**Written problem**
Restate every entry word for word.

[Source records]
****************************************

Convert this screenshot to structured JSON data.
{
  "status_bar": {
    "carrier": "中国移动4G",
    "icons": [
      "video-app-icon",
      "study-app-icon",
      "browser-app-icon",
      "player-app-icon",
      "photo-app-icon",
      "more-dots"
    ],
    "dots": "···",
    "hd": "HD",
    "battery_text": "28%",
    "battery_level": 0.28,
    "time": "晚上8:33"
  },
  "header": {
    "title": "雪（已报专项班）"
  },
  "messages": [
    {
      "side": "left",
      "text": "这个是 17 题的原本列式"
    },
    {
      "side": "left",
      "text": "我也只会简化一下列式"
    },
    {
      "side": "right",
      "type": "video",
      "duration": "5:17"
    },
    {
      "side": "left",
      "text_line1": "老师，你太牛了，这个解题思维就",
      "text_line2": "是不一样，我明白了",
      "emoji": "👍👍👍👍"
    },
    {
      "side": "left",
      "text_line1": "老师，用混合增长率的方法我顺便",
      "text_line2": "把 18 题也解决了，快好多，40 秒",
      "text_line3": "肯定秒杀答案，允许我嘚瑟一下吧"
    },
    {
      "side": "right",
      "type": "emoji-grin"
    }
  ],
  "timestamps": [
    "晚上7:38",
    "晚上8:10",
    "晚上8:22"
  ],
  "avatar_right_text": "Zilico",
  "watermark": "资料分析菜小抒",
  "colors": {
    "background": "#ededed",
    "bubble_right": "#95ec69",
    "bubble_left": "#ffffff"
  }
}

****************************************

**Correct response**
Convert this screenshot to structured JSON data.
{
  "status_bar": {
    "carrier": "中国移动4G",
    "icons": [
      "video-app-icon",
      "study-app-icon",
      "browser-app-icon",
      "player-app-icon",
      "photo-app-icon",
      "more-dots"
    ],
    "dots": "···",
    "hd": "HD",
    "battery_text": "28%",
    "battery_level": 0.28,
    "time": "晚上8:33"
  },
  "header": {
    "title": "雪（已报专项班）"
  },
  "messages": [
    {
      "side": "left",
      "text": "这个是 17 题的原本列式"
    },
    {
      "side": "left",
      "text": "我也只会简化一下列式"
    },
    {
      "side": "right",
      "type": "video",
      "duration": "5:17"
    },
    {
      "side": "left",
      "text_line1": "老师，你太牛了，这个解题思维就",
      "text_line2": "是不一样，我明白了",
      "emoji": "👍👍👍👍"
    },
    {
      "side": "left",
      "text_line1": "老师，用混合增长率的方法我顺便",
      "text_line2": "把 18 题也解决了，快好多，40 秒",
      "text_line3": "肯定秒杀答案，允许我嘚瑟一下吧"
    },
    {
      "side": "right",
      "type": "emoji-grin"
    }
  ],
  "timestamps": [
    "晚上7:38",
    "晚上8:10",
    "晚上8:22"
  ],
  "avatar_right_text": "Zilico",
  "watermark": "资料分析菜小抒",
  "colors": {
    "background": "#ededed",
    "bubble_right": "#95ec69",
    "bubble_left": "#ffffff"
  }
}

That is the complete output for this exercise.